__TASK DESCRIPTION__.
Transcribe the listing in full, excluding any pictures.

******

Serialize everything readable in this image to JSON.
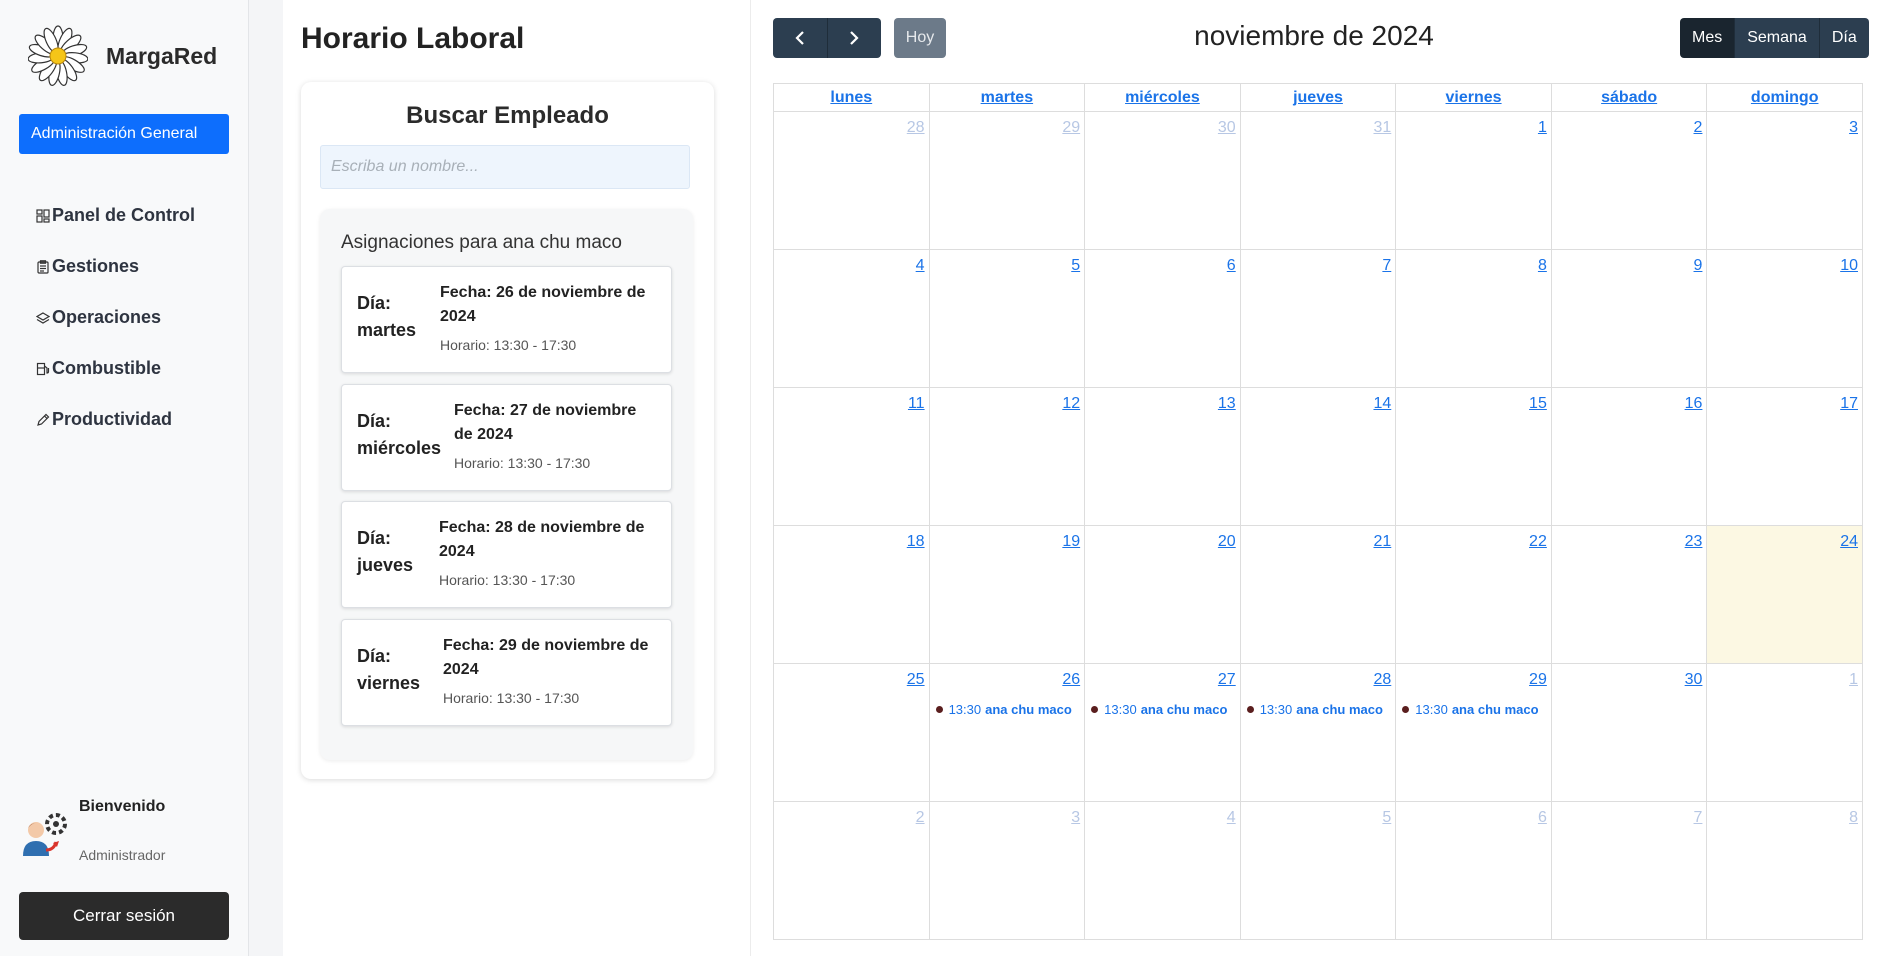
{
  "brand": {
    "name": "MargaRed"
  },
  "sidebar": {
    "admin_button": "Administración General",
    "items": [
      {
        "label": "Panel de Control",
        "icon": "dashboard-icon"
      },
      {
        "label": "Gestiones",
        "icon": "clipboard-icon"
      },
      {
        "label": "Operaciones",
        "icon": "layers-icon"
      },
      {
        "label": "Combustible",
        "icon": "fuel-icon"
      },
      {
        "label": "Productividad",
        "icon": "pencil-icon"
      }
    ],
    "welcome_title": "Bienvenido",
    "welcome_role": "Administrador",
    "logout_button": "Cerrar sesión"
  },
  "page": {
    "title": "Horario Laboral"
  },
  "search": {
    "title": "Buscar Empleado",
    "placeholder": "Escriba un nombre...",
    "assignments_title": "Asignaciones para ana chu maco",
    "assignments": [
      {
        "day": "Día: martes",
        "date": "Fecha: 26 de noviembre de 2024",
        "hours": "Horario: 13:30 - 17:30"
      },
      {
        "day": "Día: miércoles",
        "date": "Fecha: 27 de noviembre de 2024",
        "hours": "Horario: 13:30 - 17:30"
      },
      {
        "day": "Día: jueves",
        "date": "Fecha: 28 de noviembre de 2024",
        "hours": "Horario: 13:30 - 17:30"
      },
      {
        "day": "Día: viernes",
        "date": "Fecha: 29 de noviembre de 2024",
        "hours": "Horario: 13:30 - 17:30"
      }
    ]
  },
  "calendar": {
    "title": "noviembre de 2024",
    "today_button": "Hoy",
    "views": [
      "Mes",
      "Semana",
      "Día"
    ],
    "active_view": "Mes",
    "weekdays": [
      "lunes",
      "martes",
      "miércoles",
      "jueves",
      "viernes",
      "sábado",
      "domingo"
    ],
    "today": "24",
    "weeks": [
      [
        {
          "n": "28",
          "other": true
        },
        {
          "n": "29",
          "other": true
        },
        {
          "n": "30",
          "other": true
        },
        {
          "n": "31",
          "other": true
        },
        {
          "n": "1"
        },
        {
          "n": "2"
        },
        {
          "n": "3"
        }
      ],
      [
        {
          "n": "4"
        },
        {
          "n": "5"
        },
        {
          "n": "6"
        },
        {
          "n": "7"
        },
        {
          "n": "8"
        },
        {
          "n": "9"
        },
        {
          "n": "10"
        }
      ],
      [
        {
          "n": "11"
        },
        {
          "n": "12"
        },
        {
          "n": "13"
        },
        {
          "n": "14"
        },
        {
          "n": "15"
        },
        {
          "n": "16"
        },
        {
          "n": "17"
        }
      ],
      [
        {
          "n": "18"
        },
        {
          "n": "19"
        },
        {
          "n": "20"
        },
        {
          "n": "21"
        },
        {
          "n": "22"
        },
        {
          "n": "23"
        },
        {
          "n": "24",
          "today": true
        }
      ],
      [
        {
          "n": "25"
        },
        {
          "n": "26",
          "event": {
            "time": "13:30",
            "title": "ana chu maco"
          }
        },
        {
          "n": "27",
          "event": {
            "time": "13:30",
            "title": "ana chu maco"
          }
        },
        {
          "n": "28",
          "event": {
            "time": "13:30",
            "title": "ana chu maco"
          }
        },
        {
          "n": "29",
          "event": {
            "time": "13:30",
            "title": "ana chu maco"
          }
        },
        {
          "n": "30"
        },
        {
          "n": "1",
          "other": true
        }
      ],
      [
        {
          "n": "2",
          "other": true
        },
        {
          "n": "3",
          "other": true
        },
        {
          "n": "4",
          "other": true
        },
        {
          "n": "5",
          "other": true
        },
        {
          "n": "6",
          "other": true
        },
        {
          "n": "7",
          "other": true
        },
        {
          "n": "8",
          "other": true
        }
      ]
    ]
  },
  "colors": {
    "primary": "#0d6efd",
    "nav_dark": "#2c3e50",
    "today_bg": "#fcf8e3",
    "link": "#1a73e8"
  }
}
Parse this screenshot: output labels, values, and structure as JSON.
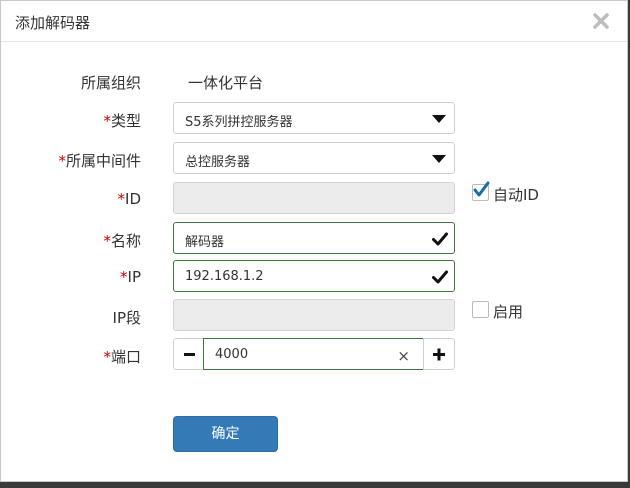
{
  "dialog": {
    "title": "添加解码器",
    "close_icon": "close-icon"
  },
  "form": {
    "org": {
      "label": "所属组织",
      "value": "一体化平台"
    },
    "type": {
      "required": "*",
      "label": "类型",
      "value": "S5系列拼控服务器"
    },
    "middleware": {
      "required": "*",
      "label": "所属中间件",
      "value": "总控服务器"
    },
    "id": {
      "required": "*",
      "label": "ID",
      "value": "",
      "auto_label": "自动ID",
      "auto_checked": true
    },
    "name": {
      "required": "*",
      "label": "名称",
      "value": "解码器"
    },
    "ip": {
      "required": "*",
      "label": "IP",
      "value": "192.168.1.2"
    },
    "ip_range": {
      "label": "IP段",
      "value": "",
      "enable_label": "启用",
      "enable_checked": false
    },
    "port": {
      "required": "*",
      "label": "端口",
      "value": "4000",
      "clear": "×"
    }
  },
  "actions": {
    "confirm_label": "确定"
  },
  "colors": {
    "primary": "#337ab7",
    "required": "#c40000",
    "valid": "#3c763d",
    "check": "#1a6aa8"
  }
}
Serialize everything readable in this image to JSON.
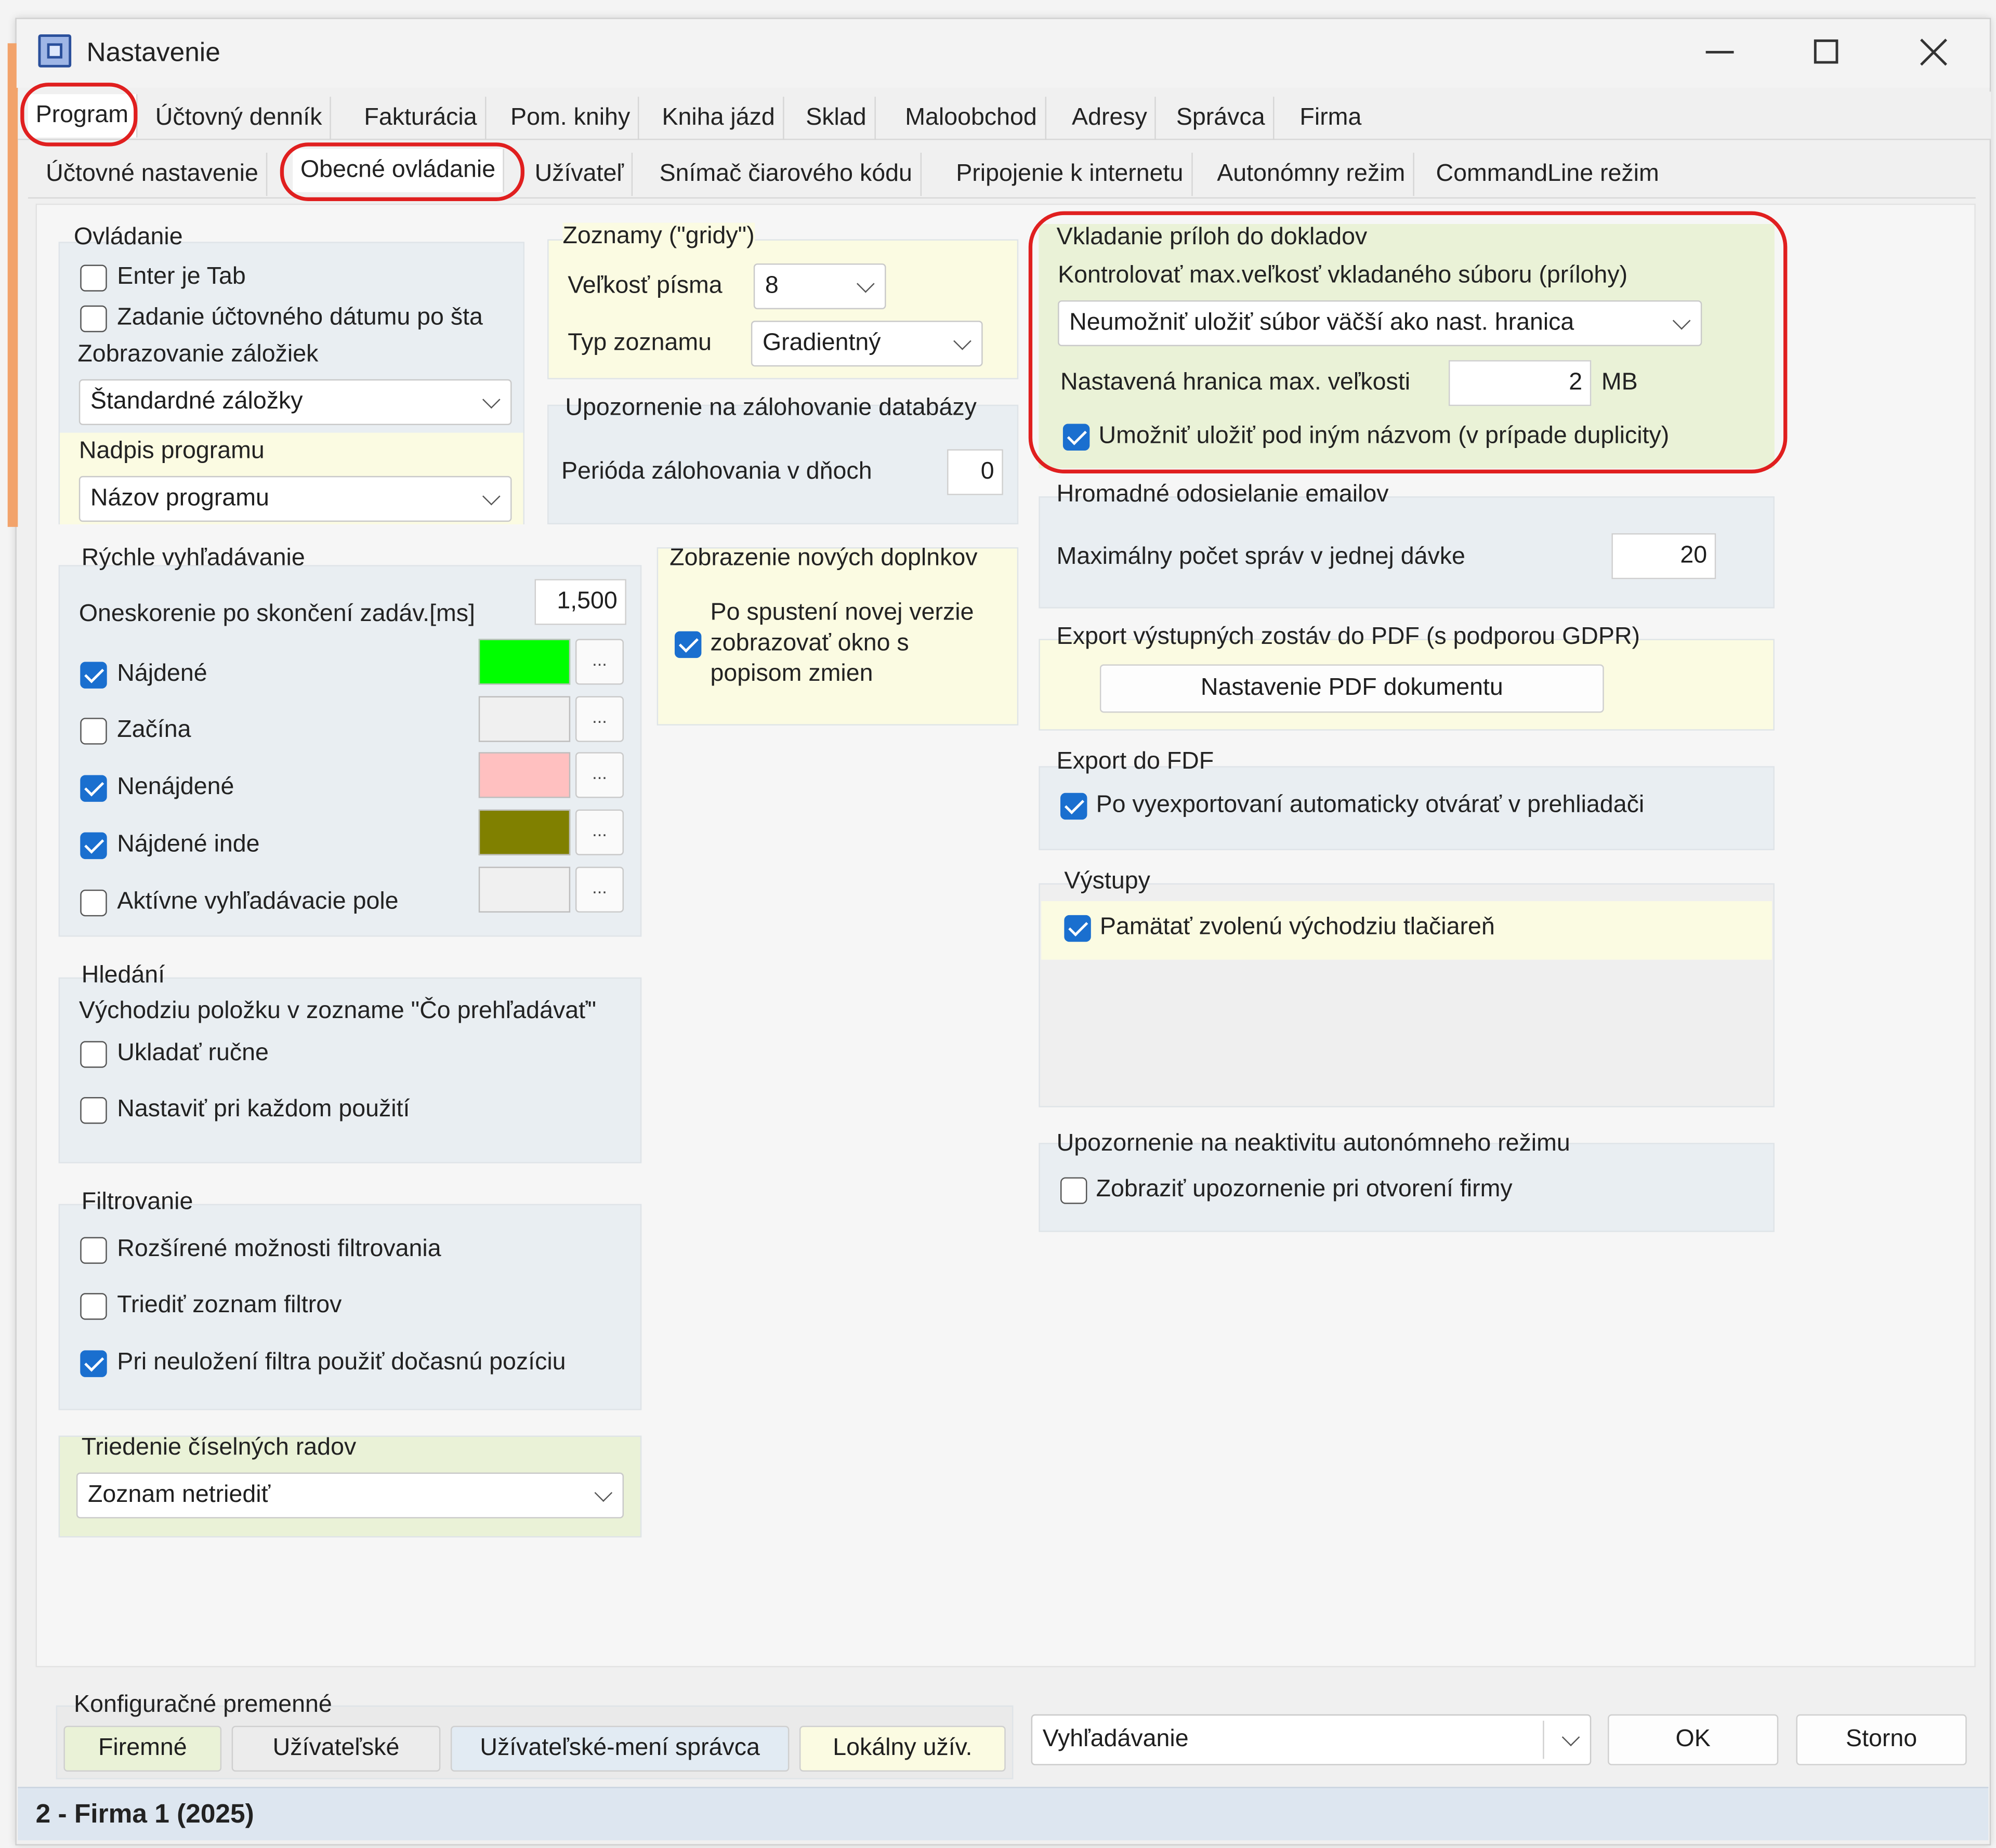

******

__REPLY TO THE TASK__.
Serialize everything readable in this image to JSON.
{
  "brand": {
    "name": "MargaRed"
  },
  "sidebar": {
    "admin_button": "Administración General",
    "items": [
      {
        "label": "Panel de Control",
        "icon": "dashboard-icon"
      },
      {
        "label": "Gestiones",
        "icon": "clipboard-icon"
      },
      {
        "label": "Operaciones",
        "icon": "layers-icon"
      },
      {
        "label": "Combustible",
        "icon": "fuel-icon"
      },
      {
        "label": "Productividad",
        "icon": "pencil-icon"
      }
    ],
    "welcome_title": "Bienvenido",
    "welcome_role": "Administrador",
    "logout_button": "Cerrar sesión"
  },
  "page": {
    "title": "Horario Laboral"
  },
  "search": {
    "title": "Buscar Empleado",
    "placeholder": "Escriba un nombre...",
    "assignments_title": "Asignaciones para ana chu maco",
    "assignments": [
      {
        "day": "Día: martes",
        "date": "Fecha: 26 de noviembre de 2024",
        "hours": "Horario: 13:30 - 17:30"
      },
      {
        "day": "Día: miércoles",
        "date": "Fecha: 27 de noviembre de 2024",
        "hours": "Horario: 13:30 - 17:30"
      },
      {
        "day": "Día: jueves",
        "date": "Fecha: 28 de noviembre de 2024",
        "hours": "Horario: 13:30 - 17:30"
      },
      {
        "day": "Día: viernes",
        "date": "Fecha: 29 de noviembre de 2024",
        "hours": "Horario: 13:30 - 17:30"
      }
    ]
  },
  "calendar": {
    "title": "noviembre de 2024",
    "today_button": "Hoy",
    "views": [
      "Mes",
      "Semana",
      "Día"
    ],
    "active_view": "Mes",
    "weekdays": [
      "lunes",
      "martes",
      "miércoles",
      "jueves",
      "viernes",
      "sábado",
      "domingo"
    ],
    "today": "24",
    "weeks": [
      [
        {
          "n": "28",
          "other": true
        },
        {
          "n": "29",
          "other": true
        },
        {
          "n": "30",
          "other": true
        },
        {
          "n": "31",
          "other": true
        },
        {
          "n": "1"
        },
        {
          "n": "2"
        },
        {
          "n": "3"
        }
      ],
      [
        {
          "n": "4"
        },
        {
          "n": "5"
        },
        {
          "n": "6"
        },
        {
          "n": "7"
        },
        {
          "n": "8"
        },
        {
          "n": "9"
        },
        {
          "n": "10"
        }
      ],
      [
        {
          "n": "11"
        },
        {
          "n": "12"
        },
        {
          "n": "13"
        },
        {
          "n": "14"
        },
        {
          "n": "15"
        },
        {
          "n": "16"
        },
        {
          "n": "17"
        }
      ],
      [
        {
          "n": "18"
        },
        {
          "n": "19"
        },
        {
          "n": "20"
        },
        {
          "n": "21"
        },
        {
          "n": "22"
        },
        {
          "n": "23"
        },
        {
          "n": "24",
          "today": true
        }
      ],
      [
        {
          "n": "25"
        },
        {
          "n": "26",
          "event": {
            "time": "13:30",
            "title": "ana chu maco"
          }
        },
        {
          "n": "27",
          "event": {
            "time": "13:30",
            "title": "ana chu maco"
          }
        },
        {
          "n": "28",
          "event": {
            "time": "13:30",
            "title": "ana chu maco"
          }
        },
        {
          "n": "29",
          "event": {
            "time": "13:30",
            "title": "ana chu maco"
          }
        },
        {
          "n": "30"
        },
        {
          "n": "1",
          "other": true
        }
      ],
      [
        {
          "n": "2",
          "other": true
        },
        {
          "n": "3",
          "other": true
        },
        {
          "n": "4",
          "other": true
        },
        {
          "n": "5",
          "other": true
        },
        {
          "n": "6",
          "other": true
        },
        {
          "n": "7",
          "other": true
        },
        {
          "n": "8",
          "other": true
        }
      ]
    ]
  },
  "colors": {
    "primary": "#0d6efd",
    "nav_dark": "#2c3e50",
    "today_bg": "#fcf8e3",
    "link": "#1a73e8"
  }
}
Parse this screenshot: output labels, values, and structure as JSON.
{
  "dialog": {
    "title": "添加解码器",
    "close_icon": "close-icon"
  },
  "form": {
    "org": {
      "label": "所属组织",
      "value": "一体化平台"
    },
    "type": {
      "required": "*",
      "label": "类型",
      "value": "S5系列拼控服务器"
    },
    "middleware": {
      "required": "*",
      "label": "所属中间件",
      "value": "总控服务器"
    },
    "id": {
      "required": "*",
      "label": "ID",
      "value": "",
      "auto_label": "自动ID",
      "auto_checked": true
    },
    "name": {
      "required": "*",
      "label": "名称",
      "value": "解码器"
    },
    "ip": {
      "required": "*",
      "label": "IP",
      "value": "192.168.1.2"
    },
    "ip_range": {
      "label": "IP段",
      "value": "",
      "enable_label": "启用",
      "enable_checked": false
    },
    "port": {
      "required": "*",
      "label": "端口",
      "value": "4000",
      "clear": "×"
    }
  },
  "actions": {
    "confirm_label": "确定"
  },
  "colors": {
    "primary": "#337ab7",
    "required": "#c40000",
    "valid": "#3c763d",
    "check": "#1a6aa8"
  }
}
Serialize everything readable in this image to JSON.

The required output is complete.